[Required task]:
Transcribe the full listing below exactly.

★ ★ ★ ★ ★ ★ ★

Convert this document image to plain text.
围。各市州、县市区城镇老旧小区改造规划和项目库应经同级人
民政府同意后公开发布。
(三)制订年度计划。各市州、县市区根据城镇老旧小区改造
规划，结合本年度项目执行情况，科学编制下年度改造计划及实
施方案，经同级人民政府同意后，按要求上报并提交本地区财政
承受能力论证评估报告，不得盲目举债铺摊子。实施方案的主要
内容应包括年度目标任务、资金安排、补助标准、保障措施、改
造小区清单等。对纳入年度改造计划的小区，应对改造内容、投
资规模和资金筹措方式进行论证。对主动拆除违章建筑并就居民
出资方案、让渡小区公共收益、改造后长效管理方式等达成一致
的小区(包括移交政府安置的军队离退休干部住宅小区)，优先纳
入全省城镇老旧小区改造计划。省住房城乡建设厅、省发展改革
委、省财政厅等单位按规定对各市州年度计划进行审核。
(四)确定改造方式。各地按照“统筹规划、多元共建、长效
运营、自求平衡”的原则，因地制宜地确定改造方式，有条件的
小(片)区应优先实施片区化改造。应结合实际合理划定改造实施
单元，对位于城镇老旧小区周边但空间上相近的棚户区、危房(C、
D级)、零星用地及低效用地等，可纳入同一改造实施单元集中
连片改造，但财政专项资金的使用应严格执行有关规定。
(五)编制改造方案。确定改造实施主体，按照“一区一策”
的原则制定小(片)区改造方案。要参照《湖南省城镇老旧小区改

★ ★ ★ ★ ★ ★ ★

[Response]:
Convert this document image to plain text.
围。各市州、县市区城镇老旧小区改造规划和项目库应经同级人
民政府同意后公开发布。
(三)制订年度计划。各市州、县市区根据城镇老旧小区改造
规划，结合本年度项目执行情况，科学编制下年度改造计划及实
施方案，经同级人民政府同意后，按要求上报并提交本地区财政
承受能力论证评估报告，不得盲目举债铺摊子。实施方案的主要
内容应包括年度目标任务、资金安排、补助标准、保障措施、改
造小区清单等。对纳入年度改造计划的小区，应对改造内容、投
资规模和资金筹措方式进行论证。对主动拆除违章建筑并就居民
出资方案、让渡小区公共收益、改造后长效管理方式等达成一致
的小区(包括移交政府安置的军队离退休干部住宅小区)，优先纳
入全省城镇老旧小区改造计划。省住房城乡建设厅、省发展改革
委、省财政厅等单位按规定对各市州年度计划进行审核。
(四)确定改造方式。各地按照“统筹规划、多元共建、长效
运营、自求平衡”的原则，因地制宜地确定改造方式，有条件的
小(片)区应优先实施片区化改造。应结合实际合理划定改造实施
单元，对位于城镇老旧小区周边但空间上相近的棚户区、危房(C、
D级)、零星用地及低效用地等，可纳入同一改造实施单元集中
连片改造，但财政专项资金的使用应严格执行有关规定。
(五)编制改造方案。确定改造实施主体，按照“一区一策”
的原则制定小(片)区改造方案。要参照《湖南省城镇老旧小区改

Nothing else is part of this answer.